Dataset listings of figures

******************************

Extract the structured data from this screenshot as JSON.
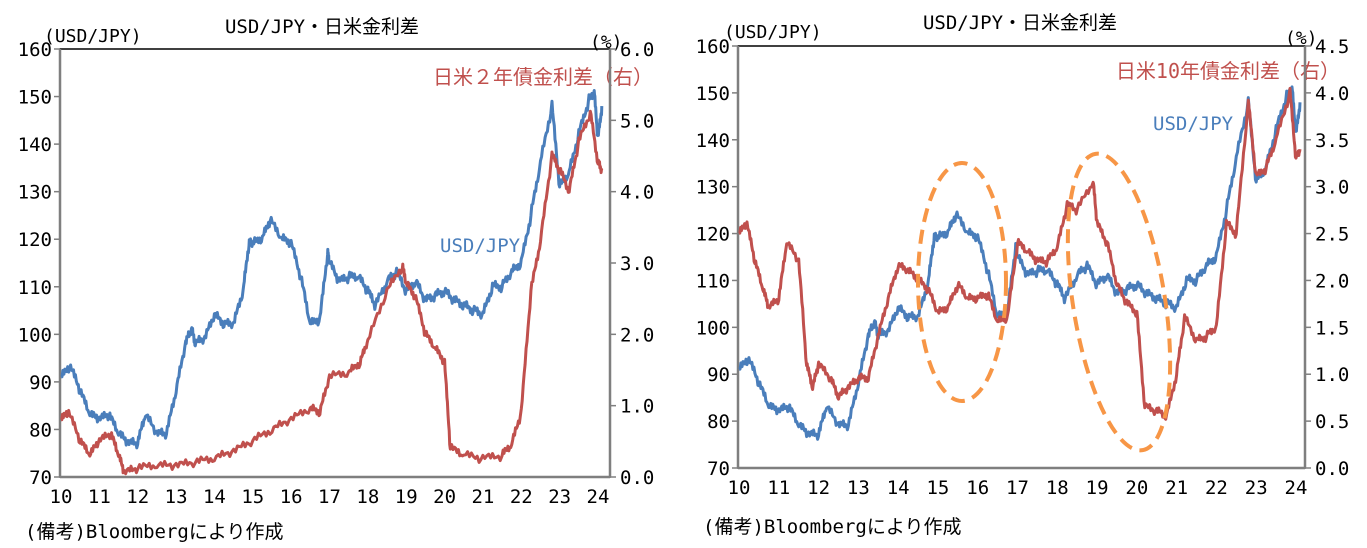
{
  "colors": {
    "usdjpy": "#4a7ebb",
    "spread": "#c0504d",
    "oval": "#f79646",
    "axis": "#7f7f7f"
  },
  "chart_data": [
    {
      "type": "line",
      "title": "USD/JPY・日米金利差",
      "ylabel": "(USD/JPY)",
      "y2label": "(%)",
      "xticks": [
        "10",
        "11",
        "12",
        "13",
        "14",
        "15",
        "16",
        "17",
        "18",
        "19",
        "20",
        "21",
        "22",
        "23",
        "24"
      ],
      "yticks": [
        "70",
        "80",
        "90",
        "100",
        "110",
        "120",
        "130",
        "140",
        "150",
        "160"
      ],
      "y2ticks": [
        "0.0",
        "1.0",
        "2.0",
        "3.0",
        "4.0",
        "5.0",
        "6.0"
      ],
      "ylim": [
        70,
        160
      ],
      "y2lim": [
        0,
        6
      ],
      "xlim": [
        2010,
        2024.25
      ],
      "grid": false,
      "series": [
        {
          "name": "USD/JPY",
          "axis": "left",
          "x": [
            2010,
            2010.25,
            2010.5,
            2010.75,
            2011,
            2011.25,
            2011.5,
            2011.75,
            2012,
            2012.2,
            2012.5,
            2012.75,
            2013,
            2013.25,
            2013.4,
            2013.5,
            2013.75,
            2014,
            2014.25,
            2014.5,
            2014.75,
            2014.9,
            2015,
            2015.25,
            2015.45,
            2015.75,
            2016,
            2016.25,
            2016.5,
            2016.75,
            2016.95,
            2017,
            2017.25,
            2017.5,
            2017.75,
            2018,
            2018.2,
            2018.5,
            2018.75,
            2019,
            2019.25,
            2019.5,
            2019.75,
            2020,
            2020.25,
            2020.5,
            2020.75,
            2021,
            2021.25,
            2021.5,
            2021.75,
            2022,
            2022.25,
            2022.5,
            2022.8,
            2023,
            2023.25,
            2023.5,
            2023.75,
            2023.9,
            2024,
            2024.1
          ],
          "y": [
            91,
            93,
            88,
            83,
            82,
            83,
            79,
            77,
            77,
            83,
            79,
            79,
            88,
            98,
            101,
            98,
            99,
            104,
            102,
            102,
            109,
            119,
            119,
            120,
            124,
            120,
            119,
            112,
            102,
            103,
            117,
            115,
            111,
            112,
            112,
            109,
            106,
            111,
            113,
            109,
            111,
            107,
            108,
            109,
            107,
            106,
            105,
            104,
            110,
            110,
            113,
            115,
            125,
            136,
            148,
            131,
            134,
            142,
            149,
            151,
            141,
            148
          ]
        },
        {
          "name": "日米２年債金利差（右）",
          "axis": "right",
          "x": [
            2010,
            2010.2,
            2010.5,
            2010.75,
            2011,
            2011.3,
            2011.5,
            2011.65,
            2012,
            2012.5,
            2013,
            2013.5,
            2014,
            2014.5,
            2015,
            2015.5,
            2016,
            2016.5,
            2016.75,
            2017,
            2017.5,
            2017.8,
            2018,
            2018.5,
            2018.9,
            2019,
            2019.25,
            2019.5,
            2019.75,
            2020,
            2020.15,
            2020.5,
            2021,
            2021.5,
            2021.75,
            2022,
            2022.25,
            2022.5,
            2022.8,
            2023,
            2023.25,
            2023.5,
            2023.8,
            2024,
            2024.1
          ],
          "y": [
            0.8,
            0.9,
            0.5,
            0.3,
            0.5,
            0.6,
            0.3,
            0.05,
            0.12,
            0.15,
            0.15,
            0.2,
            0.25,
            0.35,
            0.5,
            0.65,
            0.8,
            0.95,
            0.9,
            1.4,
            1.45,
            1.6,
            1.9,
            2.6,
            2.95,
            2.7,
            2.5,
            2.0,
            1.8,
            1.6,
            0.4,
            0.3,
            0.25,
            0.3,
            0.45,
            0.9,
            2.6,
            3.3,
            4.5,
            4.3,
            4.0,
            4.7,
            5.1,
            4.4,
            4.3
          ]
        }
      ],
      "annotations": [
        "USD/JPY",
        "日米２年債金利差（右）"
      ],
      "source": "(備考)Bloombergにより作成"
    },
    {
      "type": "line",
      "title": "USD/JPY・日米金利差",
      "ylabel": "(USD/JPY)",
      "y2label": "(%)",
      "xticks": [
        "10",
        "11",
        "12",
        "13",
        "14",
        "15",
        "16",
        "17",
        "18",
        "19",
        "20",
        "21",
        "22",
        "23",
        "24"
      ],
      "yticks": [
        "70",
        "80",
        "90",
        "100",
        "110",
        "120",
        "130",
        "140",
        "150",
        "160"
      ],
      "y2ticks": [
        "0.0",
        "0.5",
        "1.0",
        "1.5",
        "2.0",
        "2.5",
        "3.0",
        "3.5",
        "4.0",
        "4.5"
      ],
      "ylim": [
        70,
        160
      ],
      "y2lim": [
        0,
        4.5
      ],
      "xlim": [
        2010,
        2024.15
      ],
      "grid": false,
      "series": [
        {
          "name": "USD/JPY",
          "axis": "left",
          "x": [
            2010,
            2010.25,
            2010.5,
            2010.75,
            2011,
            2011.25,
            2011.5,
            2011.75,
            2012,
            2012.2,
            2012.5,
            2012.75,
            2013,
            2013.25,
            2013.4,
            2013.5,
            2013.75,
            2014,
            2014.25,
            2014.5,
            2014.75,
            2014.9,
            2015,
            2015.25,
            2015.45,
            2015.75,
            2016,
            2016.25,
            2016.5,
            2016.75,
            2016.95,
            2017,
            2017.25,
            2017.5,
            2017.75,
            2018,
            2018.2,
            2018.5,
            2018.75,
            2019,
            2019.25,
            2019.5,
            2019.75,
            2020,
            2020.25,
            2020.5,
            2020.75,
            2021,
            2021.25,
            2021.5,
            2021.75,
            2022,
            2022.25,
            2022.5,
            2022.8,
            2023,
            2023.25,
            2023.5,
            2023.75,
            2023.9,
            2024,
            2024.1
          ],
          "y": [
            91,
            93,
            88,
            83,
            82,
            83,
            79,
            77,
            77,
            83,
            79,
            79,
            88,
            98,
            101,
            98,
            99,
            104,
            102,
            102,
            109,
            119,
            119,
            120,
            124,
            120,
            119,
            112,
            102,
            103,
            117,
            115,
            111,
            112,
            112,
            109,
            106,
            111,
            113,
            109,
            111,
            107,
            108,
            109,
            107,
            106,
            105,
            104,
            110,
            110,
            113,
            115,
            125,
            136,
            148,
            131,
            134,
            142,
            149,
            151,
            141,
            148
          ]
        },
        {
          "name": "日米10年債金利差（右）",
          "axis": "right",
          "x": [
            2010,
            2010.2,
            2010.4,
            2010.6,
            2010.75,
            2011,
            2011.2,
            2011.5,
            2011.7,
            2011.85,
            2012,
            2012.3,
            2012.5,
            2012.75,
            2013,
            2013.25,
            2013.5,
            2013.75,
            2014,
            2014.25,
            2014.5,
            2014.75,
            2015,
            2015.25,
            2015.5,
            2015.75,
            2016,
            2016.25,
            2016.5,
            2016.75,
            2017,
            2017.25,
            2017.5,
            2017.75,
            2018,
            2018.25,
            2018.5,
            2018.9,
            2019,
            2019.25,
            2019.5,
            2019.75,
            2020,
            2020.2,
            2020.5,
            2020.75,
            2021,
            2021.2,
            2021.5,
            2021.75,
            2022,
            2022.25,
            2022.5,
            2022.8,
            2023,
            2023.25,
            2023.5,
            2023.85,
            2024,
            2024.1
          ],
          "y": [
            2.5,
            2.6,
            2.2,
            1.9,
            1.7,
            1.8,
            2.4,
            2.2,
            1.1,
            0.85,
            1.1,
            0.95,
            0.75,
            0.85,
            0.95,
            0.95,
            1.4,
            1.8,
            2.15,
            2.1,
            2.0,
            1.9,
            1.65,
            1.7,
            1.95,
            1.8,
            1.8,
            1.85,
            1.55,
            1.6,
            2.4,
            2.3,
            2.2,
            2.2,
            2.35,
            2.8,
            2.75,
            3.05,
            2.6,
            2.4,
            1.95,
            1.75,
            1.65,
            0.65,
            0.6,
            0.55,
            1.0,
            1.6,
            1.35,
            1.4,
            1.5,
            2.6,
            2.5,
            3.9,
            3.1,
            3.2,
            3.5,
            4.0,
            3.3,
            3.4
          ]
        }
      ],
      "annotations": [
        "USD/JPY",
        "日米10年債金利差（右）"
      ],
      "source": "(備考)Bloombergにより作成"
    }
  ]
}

******************************

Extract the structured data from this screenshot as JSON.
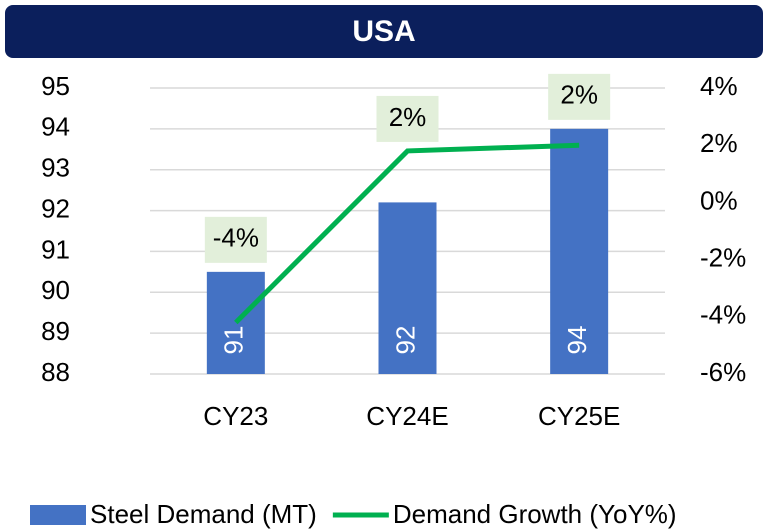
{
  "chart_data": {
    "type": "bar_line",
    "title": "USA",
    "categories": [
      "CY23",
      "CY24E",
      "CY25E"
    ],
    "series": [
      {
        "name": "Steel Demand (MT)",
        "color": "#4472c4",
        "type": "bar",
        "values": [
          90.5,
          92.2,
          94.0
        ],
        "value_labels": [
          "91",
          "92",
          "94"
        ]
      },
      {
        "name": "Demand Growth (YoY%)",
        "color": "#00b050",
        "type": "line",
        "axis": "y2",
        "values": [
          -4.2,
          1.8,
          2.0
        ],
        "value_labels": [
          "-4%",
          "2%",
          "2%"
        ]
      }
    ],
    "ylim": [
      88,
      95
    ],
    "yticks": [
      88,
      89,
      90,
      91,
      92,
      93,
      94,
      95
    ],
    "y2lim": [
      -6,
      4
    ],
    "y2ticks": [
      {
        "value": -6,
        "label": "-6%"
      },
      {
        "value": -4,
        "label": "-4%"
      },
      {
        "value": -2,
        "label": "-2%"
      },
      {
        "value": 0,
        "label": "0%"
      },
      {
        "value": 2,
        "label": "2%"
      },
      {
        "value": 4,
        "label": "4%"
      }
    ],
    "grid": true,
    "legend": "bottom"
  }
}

******************************

Filter lines by "name" and return each hit.

          "name": "USD/JPY",
          "name": "日米２年債金利差（右）",
          "name": "USD/JPY",
          "name": "日米10年債金利差（右）",
        "name": "Steel Demand (MT)",
        "name": "Demand Growth (YoY%)",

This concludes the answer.